== INSTRUCTION ==
Leaving out the pictures, retype all the material exactly.

== DATASET CONTENT ==
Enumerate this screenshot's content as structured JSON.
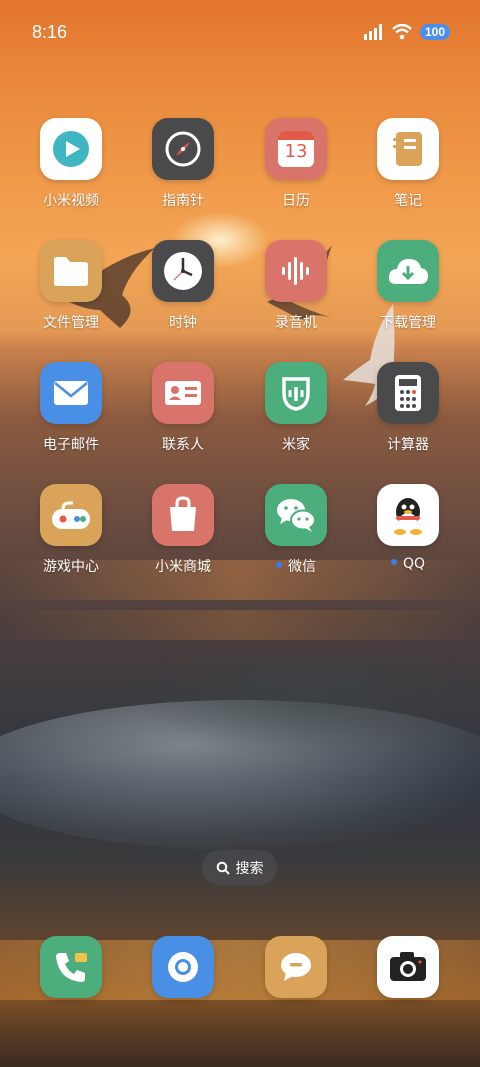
{
  "status_bar": {
    "time": "8:16",
    "battery": "100"
  },
  "apps": [
    {
      "label": "小米视频"
    },
    {
      "label": "指南针"
    },
    {
      "label": "日历",
      "calendar_day": "13"
    },
    {
      "label": "笔记"
    },
    {
      "label": "文件管理"
    },
    {
      "label": "时钟"
    },
    {
      "label": "录音机"
    },
    {
      "label": "下载管理"
    },
    {
      "label": "电子邮件"
    },
    {
      "label": "联系人"
    },
    {
      "label": "米家"
    },
    {
      "label": "计算器"
    },
    {
      "label": "游戏中心"
    },
    {
      "label": "小米商城"
    },
    {
      "label": "微信",
      "notification_dot": true
    },
    {
      "label": "QQ",
      "notification_dot": true
    }
  ],
  "search": {
    "label": "搜索"
  },
  "dock": [
    {
      "icon": "phone-icon"
    },
    {
      "icon": "browser-icon"
    },
    {
      "icon": "messages-icon"
    },
    {
      "icon": "camera-icon"
    }
  ],
  "colors": {
    "notification_dot": "#3c7dea",
    "battery": "#4a8ff0"
  }
}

== CORRECT RESPONSE ==
Enumerate this screenshot's content as structured JSON.
{
  "status_bar": {
    "time": "8:16",
    "battery": "100"
  },
  "apps": [
    {
      "label": "小米视频"
    },
    {
      "label": "指南针"
    },
    {
      "label": "日历",
      "calendar_day": "13"
    },
    {
      "label": "笔记"
    },
    {
      "label": "文件管理"
    },
    {
      "label": "时钟"
    },
    {
      "label": "录音机"
    },
    {
      "label": "下载管理"
    },
    {
      "label": "电子邮件"
    },
    {
      "label": "联系人"
    },
    {
      "label": "米家"
    },
    {
      "label": "计算器"
    },
    {
      "label": "游戏中心"
    },
    {
      "label": "小米商城"
    },
    {
      "label": "微信",
      "notification_dot": true
    },
    {
      "label": "QQ",
      "notification_dot": true
    }
  ],
  "search": {
    "label": "搜索"
  },
  "dock": [
    {
      "icon": "phone-icon"
    },
    {
      "icon": "browser-icon"
    },
    {
      "icon": "messages-icon"
    },
    {
      "icon": "camera-icon"
    }
  ],
  "colors": {
    "notification_dot": "#3c7dea",
    "battery": "#4a8ff0"
  }
}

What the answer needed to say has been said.